RECORDS FOR THIS TASK
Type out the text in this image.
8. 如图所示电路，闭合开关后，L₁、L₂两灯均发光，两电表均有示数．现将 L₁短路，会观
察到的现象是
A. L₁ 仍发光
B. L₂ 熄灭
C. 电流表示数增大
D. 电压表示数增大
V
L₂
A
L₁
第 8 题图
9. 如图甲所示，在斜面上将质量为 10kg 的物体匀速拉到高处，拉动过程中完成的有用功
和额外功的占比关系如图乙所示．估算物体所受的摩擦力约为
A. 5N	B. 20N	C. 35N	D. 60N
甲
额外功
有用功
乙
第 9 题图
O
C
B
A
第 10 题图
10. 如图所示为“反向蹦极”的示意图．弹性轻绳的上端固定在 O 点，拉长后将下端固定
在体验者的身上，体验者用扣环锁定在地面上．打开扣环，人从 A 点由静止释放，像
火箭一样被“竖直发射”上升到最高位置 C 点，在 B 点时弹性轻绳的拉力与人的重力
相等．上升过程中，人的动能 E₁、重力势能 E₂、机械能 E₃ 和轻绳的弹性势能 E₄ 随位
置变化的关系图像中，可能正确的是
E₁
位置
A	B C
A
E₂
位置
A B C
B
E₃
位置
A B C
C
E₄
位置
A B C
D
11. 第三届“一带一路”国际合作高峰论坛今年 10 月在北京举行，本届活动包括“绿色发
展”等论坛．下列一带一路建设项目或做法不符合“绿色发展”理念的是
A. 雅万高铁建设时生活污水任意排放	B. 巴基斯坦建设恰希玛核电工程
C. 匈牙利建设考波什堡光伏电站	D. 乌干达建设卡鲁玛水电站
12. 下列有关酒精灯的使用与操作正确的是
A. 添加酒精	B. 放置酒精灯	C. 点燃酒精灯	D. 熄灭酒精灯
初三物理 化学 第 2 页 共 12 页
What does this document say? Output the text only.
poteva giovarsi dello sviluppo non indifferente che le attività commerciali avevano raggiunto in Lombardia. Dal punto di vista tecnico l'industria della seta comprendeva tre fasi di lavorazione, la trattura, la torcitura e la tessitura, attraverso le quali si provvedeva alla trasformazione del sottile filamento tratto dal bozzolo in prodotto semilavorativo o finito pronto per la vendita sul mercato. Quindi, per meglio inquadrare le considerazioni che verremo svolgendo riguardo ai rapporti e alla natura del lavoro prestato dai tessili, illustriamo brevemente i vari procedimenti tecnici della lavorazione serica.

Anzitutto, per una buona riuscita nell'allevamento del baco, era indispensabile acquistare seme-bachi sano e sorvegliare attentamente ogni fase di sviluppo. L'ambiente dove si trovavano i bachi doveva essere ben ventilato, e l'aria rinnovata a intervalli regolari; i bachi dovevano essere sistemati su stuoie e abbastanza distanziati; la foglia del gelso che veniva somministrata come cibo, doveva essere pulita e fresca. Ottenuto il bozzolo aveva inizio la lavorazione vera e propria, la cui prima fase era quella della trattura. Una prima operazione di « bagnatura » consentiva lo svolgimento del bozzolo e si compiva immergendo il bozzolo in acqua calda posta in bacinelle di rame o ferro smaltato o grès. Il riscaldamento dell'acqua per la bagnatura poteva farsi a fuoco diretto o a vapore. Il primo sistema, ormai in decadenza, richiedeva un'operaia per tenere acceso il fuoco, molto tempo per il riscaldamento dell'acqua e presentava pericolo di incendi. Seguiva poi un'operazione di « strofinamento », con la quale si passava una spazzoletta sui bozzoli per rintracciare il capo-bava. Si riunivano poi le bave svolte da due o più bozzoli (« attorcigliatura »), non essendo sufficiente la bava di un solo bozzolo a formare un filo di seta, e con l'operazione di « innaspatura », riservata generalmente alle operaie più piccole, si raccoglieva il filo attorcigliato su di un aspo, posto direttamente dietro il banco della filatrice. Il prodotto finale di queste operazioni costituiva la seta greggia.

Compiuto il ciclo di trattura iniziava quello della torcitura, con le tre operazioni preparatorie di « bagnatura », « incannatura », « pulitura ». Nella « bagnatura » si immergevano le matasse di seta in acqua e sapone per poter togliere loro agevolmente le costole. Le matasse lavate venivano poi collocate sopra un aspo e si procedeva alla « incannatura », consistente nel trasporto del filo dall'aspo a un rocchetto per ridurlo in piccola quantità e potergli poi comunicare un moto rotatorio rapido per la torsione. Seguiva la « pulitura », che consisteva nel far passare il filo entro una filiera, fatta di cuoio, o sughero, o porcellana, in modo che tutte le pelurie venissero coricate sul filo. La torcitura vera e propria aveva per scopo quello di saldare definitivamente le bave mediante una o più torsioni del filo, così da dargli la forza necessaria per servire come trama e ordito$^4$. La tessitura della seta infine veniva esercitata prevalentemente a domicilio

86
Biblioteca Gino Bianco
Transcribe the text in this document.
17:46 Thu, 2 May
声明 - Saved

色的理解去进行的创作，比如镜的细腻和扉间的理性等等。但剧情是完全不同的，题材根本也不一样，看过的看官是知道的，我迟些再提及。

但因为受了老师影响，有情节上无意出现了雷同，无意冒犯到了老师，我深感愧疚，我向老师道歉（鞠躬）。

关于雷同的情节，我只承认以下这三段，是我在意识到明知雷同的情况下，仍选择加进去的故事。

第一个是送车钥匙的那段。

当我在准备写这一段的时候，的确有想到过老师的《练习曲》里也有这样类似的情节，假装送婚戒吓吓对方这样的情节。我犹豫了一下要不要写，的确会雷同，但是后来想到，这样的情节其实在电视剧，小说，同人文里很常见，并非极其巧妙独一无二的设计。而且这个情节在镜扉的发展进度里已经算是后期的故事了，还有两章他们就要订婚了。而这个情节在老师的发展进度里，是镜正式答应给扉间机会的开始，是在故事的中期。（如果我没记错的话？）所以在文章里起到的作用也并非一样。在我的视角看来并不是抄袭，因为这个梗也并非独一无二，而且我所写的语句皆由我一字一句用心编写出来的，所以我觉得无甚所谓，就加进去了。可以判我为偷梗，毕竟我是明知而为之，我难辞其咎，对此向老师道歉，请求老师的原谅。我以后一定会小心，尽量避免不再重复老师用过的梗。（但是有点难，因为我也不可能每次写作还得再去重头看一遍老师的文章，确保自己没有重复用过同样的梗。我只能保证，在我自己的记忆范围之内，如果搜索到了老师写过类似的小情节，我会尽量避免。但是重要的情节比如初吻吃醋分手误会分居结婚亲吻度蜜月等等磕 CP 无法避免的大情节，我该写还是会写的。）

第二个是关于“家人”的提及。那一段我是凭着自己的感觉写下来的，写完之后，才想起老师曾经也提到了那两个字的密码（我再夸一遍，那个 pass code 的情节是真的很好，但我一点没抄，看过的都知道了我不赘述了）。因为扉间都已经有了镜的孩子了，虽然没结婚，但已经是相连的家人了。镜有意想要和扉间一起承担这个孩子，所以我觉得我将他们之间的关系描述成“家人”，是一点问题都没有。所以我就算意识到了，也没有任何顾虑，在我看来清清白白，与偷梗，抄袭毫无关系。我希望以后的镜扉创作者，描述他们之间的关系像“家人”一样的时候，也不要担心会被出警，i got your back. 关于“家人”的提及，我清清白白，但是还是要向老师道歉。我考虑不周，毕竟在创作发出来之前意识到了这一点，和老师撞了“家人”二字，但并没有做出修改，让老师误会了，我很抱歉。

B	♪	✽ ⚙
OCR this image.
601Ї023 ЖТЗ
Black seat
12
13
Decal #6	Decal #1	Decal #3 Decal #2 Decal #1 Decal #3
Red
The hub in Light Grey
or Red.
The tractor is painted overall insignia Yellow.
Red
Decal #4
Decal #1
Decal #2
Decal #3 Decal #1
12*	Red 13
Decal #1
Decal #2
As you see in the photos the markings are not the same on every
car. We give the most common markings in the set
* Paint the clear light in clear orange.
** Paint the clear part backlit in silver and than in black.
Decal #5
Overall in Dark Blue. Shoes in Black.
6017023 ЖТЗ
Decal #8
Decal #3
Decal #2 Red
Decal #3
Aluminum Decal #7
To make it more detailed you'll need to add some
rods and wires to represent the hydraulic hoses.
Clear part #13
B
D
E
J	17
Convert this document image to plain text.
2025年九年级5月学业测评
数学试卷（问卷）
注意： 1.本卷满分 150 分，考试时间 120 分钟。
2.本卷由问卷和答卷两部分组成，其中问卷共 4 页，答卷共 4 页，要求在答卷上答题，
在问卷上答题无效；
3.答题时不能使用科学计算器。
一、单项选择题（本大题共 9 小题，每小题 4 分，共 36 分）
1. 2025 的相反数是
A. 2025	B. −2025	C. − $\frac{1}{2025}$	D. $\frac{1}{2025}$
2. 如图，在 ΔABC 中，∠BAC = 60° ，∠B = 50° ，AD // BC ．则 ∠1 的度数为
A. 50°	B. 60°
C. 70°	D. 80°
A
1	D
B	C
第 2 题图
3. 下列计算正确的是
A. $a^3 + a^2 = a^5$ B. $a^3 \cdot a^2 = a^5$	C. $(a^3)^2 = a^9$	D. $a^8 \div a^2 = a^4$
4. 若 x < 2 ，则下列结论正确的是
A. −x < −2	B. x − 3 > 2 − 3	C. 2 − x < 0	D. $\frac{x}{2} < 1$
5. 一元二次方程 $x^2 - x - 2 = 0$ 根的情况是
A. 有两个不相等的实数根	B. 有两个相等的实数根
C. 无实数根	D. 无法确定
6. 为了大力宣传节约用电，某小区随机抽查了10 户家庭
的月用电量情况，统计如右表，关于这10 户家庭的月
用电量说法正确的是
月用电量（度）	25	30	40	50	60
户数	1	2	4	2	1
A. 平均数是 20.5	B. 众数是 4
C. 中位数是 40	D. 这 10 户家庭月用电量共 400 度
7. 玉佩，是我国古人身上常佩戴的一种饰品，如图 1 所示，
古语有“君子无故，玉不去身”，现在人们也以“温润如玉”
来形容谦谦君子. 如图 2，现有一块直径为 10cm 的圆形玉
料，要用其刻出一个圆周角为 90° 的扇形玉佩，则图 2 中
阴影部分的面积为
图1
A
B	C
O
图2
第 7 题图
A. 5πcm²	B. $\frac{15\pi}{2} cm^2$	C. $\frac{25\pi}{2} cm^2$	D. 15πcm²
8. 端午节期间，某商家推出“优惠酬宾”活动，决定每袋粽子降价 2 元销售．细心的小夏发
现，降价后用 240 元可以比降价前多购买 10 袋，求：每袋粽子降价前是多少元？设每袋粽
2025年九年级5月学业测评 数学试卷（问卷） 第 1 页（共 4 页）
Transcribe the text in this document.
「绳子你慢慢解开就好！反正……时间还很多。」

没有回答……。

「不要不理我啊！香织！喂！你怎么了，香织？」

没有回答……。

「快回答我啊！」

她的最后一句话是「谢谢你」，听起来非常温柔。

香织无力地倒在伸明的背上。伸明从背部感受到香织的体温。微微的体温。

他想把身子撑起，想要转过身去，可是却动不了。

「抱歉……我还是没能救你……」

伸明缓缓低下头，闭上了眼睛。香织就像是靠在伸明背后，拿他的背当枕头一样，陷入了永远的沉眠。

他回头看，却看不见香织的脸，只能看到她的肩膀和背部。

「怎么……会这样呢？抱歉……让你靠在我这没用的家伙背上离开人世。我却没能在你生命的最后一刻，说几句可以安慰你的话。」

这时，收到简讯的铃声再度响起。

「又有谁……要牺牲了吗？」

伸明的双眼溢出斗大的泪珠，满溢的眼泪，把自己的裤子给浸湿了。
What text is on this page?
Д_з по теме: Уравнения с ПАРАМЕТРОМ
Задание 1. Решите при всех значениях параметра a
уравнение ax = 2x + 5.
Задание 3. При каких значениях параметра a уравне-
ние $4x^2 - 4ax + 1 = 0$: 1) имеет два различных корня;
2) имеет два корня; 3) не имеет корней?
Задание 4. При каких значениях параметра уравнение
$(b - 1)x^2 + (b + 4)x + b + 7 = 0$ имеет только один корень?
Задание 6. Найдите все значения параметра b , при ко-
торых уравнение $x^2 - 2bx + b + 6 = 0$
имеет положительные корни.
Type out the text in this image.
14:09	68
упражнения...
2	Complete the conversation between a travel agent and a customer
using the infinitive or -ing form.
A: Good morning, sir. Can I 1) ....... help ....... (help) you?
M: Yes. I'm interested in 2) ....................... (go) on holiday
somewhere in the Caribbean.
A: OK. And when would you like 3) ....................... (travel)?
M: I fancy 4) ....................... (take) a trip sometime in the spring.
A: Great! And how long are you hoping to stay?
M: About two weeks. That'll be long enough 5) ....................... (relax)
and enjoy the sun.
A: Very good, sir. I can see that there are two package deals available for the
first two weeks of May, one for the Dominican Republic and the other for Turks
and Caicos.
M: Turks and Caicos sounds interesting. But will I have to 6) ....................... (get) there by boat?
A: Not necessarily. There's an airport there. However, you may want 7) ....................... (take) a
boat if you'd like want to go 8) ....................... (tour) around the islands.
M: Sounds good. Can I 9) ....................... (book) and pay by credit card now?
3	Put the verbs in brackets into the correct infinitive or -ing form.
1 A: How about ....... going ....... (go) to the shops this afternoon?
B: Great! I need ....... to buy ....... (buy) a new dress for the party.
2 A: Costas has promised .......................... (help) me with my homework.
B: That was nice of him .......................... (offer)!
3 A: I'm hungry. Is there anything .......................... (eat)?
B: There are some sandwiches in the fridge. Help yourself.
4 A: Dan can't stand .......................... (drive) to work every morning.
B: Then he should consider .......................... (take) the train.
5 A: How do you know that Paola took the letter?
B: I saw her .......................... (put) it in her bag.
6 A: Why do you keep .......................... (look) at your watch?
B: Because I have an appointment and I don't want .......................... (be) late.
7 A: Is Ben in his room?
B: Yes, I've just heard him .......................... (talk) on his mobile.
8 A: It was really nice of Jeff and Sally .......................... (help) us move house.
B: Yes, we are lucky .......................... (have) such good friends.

PROBLEM
Filter the listing for the word "like" and copy every line that holds it.

WRITTEN ANSWER
A: OK. And when would you like 3) ....................... (travel)?
boat if you'd like want to go 8) ....................... (tour) around the islands.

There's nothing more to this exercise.